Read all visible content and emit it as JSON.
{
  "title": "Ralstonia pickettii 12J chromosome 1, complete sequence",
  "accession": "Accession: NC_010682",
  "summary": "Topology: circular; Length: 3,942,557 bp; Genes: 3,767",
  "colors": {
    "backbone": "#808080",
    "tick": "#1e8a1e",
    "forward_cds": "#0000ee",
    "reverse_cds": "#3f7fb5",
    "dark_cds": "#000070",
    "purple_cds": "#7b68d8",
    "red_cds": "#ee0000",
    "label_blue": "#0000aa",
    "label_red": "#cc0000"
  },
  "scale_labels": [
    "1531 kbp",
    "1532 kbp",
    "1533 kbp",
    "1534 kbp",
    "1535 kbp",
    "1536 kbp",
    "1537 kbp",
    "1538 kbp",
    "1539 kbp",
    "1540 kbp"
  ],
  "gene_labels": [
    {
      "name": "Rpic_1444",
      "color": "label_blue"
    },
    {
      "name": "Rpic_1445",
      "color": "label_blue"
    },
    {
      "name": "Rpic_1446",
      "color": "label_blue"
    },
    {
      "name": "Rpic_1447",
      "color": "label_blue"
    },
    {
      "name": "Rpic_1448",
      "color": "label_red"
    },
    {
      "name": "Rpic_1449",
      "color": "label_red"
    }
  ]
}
========
Instructions for the task
The result is a copy of every line above where the word "name" shows up.

The answer
      "name": "Rpic_1444",
      "name": "Rpic_1445",
      "name": "Rpic_1446",
      "name": "Rpic_1447",
      "name": "Rpic_1448",
      "name": "Rpic_1449",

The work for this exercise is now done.